Prompt: Extract every line that includes the string "Nomor".
───── Source material ─────
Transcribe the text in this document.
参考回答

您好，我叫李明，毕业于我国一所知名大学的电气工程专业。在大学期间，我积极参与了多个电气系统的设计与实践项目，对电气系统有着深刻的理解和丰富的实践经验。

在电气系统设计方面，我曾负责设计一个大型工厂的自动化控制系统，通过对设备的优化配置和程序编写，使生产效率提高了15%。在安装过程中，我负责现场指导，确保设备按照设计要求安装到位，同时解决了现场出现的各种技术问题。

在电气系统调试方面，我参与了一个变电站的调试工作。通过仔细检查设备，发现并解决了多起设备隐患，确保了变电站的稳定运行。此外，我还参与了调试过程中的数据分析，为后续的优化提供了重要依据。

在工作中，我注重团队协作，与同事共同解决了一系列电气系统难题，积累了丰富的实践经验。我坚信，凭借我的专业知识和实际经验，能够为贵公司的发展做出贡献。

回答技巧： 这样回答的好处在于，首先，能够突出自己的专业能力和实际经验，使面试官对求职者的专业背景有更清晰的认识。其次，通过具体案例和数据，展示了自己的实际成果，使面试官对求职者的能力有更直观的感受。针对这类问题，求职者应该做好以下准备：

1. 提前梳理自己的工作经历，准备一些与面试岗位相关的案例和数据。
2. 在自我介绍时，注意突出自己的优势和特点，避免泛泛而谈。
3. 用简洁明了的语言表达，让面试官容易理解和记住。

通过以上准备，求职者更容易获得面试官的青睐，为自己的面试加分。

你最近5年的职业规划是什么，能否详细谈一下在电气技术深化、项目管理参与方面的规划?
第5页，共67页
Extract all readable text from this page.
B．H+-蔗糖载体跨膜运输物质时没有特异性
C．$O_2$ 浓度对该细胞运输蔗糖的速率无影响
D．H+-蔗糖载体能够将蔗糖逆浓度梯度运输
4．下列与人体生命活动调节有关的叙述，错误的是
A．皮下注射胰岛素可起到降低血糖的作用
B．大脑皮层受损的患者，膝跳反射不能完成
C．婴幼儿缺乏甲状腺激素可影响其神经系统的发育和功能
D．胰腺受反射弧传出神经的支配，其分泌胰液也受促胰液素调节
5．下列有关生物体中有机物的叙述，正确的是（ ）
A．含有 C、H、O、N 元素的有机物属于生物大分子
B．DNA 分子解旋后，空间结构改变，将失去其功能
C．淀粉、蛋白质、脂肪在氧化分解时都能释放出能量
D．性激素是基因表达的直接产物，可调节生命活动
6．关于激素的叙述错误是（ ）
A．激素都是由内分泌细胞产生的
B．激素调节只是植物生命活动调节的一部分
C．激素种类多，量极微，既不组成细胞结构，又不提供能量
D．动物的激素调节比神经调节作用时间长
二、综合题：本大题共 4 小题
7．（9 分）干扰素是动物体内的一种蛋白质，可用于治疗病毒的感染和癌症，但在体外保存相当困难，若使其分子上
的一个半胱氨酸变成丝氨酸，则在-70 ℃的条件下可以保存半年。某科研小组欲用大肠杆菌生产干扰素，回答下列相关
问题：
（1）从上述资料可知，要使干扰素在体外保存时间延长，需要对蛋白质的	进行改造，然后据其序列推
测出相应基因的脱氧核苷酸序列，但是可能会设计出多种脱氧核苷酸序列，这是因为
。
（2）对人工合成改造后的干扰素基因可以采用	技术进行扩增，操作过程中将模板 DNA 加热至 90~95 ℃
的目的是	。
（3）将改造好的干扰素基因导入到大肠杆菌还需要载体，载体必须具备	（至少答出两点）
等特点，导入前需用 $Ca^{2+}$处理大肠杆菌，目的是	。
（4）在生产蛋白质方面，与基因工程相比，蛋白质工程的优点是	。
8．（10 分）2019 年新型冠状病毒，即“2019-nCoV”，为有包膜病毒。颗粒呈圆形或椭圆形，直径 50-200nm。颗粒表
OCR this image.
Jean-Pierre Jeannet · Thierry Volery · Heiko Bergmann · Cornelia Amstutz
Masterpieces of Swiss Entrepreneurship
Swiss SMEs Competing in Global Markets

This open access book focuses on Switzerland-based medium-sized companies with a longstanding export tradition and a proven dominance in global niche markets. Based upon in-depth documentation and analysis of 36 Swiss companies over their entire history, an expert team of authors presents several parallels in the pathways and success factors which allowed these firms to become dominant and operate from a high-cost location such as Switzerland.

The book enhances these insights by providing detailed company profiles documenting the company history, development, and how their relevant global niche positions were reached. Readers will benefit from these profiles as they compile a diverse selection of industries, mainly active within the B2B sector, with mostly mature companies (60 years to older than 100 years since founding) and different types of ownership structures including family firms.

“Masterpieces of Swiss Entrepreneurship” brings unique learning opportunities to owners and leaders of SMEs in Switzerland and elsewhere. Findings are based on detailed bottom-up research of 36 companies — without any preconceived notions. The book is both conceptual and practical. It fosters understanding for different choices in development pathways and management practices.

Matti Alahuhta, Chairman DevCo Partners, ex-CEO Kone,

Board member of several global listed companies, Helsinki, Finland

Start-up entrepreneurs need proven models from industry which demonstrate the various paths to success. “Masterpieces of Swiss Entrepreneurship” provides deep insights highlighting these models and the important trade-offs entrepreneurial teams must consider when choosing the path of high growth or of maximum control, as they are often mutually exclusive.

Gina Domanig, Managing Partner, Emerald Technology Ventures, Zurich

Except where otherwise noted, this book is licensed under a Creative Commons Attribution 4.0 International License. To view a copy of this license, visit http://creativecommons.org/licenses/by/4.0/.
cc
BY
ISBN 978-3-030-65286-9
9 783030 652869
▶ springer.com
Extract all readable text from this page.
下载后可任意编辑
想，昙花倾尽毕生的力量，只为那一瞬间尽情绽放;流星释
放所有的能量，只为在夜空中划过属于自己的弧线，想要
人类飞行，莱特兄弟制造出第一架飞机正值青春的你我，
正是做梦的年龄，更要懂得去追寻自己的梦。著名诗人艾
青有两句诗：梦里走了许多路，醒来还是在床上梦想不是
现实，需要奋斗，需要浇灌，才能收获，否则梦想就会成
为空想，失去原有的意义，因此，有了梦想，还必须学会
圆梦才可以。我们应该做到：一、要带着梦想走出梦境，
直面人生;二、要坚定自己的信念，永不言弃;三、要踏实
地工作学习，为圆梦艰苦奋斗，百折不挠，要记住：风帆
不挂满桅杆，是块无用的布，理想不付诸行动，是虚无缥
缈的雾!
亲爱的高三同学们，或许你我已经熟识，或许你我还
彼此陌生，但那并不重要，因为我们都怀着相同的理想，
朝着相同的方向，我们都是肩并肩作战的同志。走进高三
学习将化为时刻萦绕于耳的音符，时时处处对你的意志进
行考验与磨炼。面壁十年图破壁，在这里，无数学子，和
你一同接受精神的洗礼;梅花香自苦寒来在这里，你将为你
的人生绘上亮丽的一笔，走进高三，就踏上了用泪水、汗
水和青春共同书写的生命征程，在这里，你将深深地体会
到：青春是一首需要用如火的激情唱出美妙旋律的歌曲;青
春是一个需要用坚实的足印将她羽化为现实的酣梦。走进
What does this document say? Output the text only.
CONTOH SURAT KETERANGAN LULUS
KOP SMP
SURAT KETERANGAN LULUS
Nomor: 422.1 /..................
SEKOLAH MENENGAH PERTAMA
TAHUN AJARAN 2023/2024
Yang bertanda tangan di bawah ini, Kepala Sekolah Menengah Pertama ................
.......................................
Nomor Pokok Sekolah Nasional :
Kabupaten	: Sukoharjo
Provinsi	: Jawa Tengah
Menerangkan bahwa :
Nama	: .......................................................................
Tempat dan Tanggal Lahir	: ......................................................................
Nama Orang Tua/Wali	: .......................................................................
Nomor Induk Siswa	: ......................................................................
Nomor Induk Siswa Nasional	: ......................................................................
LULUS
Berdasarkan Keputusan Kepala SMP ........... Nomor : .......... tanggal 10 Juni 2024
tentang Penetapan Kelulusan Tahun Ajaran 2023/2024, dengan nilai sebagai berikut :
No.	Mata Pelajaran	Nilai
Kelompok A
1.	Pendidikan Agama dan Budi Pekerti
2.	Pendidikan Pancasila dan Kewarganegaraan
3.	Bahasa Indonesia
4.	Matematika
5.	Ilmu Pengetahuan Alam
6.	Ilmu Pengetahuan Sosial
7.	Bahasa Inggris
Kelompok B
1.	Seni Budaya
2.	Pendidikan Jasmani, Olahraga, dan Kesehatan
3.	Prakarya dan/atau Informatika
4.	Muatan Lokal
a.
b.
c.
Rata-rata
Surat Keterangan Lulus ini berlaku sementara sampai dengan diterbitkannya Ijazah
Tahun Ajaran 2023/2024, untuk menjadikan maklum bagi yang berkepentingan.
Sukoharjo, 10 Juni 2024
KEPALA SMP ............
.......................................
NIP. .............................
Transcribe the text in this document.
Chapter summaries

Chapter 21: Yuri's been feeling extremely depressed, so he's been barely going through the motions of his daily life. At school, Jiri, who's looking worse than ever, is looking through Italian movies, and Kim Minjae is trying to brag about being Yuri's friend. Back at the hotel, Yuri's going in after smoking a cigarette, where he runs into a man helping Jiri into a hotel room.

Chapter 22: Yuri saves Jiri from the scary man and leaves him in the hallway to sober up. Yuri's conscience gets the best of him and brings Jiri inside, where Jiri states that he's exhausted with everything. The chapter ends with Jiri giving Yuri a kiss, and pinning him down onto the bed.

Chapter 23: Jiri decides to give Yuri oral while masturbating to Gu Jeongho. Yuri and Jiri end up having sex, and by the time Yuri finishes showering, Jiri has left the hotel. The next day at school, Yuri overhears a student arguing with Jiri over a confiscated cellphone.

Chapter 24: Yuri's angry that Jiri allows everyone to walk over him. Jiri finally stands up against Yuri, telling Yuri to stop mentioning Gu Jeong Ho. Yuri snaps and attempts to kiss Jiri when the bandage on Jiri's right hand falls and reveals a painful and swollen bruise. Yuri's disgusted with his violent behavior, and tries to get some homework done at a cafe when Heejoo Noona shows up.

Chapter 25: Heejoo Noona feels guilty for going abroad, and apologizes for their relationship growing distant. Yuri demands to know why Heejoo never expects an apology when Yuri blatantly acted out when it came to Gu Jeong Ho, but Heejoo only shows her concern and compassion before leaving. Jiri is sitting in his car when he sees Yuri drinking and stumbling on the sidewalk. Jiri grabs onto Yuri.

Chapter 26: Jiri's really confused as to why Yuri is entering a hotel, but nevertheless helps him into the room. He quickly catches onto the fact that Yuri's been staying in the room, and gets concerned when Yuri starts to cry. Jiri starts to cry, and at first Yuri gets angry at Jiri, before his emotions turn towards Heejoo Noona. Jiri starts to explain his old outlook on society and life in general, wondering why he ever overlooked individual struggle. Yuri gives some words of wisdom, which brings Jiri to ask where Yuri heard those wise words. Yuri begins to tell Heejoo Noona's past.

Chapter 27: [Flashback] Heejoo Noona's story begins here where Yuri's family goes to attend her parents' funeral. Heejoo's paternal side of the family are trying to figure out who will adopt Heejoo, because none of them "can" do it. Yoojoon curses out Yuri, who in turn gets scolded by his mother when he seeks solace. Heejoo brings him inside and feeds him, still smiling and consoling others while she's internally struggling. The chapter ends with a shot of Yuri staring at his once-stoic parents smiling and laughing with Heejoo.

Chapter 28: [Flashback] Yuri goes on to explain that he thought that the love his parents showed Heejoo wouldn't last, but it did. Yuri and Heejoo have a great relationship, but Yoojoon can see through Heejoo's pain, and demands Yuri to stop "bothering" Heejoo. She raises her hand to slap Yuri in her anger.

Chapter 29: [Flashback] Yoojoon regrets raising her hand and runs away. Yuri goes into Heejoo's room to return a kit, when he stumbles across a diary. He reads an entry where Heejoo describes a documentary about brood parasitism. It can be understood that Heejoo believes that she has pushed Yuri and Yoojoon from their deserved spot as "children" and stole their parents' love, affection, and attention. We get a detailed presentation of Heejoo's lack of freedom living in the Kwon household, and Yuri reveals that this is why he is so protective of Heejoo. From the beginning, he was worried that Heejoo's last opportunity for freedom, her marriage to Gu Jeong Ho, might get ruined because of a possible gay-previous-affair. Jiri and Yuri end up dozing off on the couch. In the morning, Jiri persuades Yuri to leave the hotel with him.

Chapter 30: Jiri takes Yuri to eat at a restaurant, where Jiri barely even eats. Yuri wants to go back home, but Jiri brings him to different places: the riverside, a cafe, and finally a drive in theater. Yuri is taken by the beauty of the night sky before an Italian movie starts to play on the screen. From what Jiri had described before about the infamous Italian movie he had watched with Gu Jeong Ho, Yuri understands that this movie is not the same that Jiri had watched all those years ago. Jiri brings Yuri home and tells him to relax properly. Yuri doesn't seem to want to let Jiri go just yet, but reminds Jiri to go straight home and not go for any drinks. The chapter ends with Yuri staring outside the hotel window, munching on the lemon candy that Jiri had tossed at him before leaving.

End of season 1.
─────
Exercise solution:
Nomor: 422.1 /..................
Nomor Pokok Sekolah Nasional :
Nomor Induk Siswa	: ......................................................................
Nomor Induk Siswa Nasional	: ......................................................................
Berdasarkan Keputusan Kepala SMP ........... Nomor : .......... tanggal 10 Juni 2024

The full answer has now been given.